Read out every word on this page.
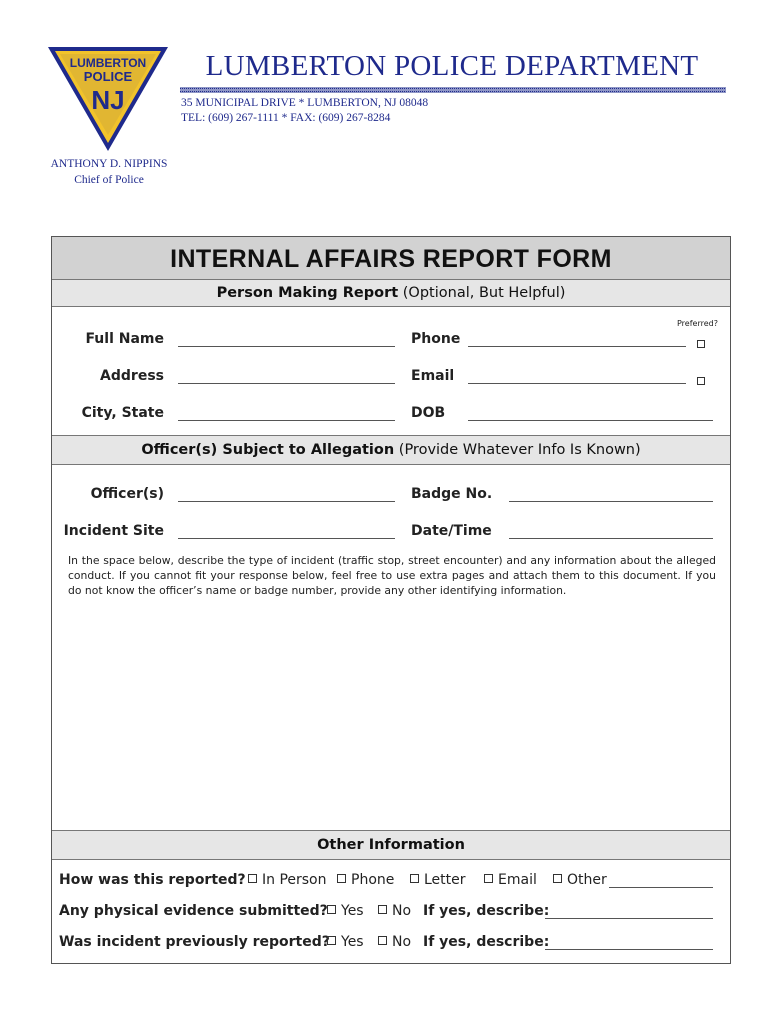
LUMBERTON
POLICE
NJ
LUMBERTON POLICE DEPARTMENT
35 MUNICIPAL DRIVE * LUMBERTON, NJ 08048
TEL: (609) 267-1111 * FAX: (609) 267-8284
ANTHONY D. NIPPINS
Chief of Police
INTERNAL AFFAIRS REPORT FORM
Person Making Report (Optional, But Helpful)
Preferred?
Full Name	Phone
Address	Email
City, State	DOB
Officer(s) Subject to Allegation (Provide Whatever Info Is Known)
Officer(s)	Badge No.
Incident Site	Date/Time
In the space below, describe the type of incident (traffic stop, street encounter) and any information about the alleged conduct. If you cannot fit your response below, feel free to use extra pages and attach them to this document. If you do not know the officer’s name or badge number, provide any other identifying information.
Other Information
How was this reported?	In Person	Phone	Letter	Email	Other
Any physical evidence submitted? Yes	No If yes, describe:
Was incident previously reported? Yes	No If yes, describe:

→ AIM
Can you restate all the records above word for word while dropping the pictures?

→ EXERCISE OUTPUT
Read out every word on this page.
LUMBERTON
POLICE
NJ
LUMBERTON POLICE DEPARTMENT
35 MUNICIPAL DRIVE * LUMBERTON, NJ 08048
TEL: (609) 267-1111 * FAX: (609) 267-8284
ANTHONY D. NIPPINS
Chief of Police
INTERNAL AFFAIRS REPORT FORM
Person Making Report (Optional, But Helpful)
Preferred?
Full Name	Phone
Address	Email
City, State	DOB
Officer(s) Subject to Allegation (Provide Whatever Info Is Known)
Officer(s)	Badge No.
Incident Site	Date/Time
In the space below, describe the type of incident (traffic stop, street encounter) and any information about the alleged conduct. If you cannot fit your response below, feel free to use extra pages and attach them to this document. If you do not know the officer’s name or badge number, provide any other identifying information.
Other Information
How was this reported?	In Person	Phone	Letter	Email	Other
Any physical evidence submitted? Yes	No If yes, describe:
Was incident previously reported? Yes	No If yes, describe:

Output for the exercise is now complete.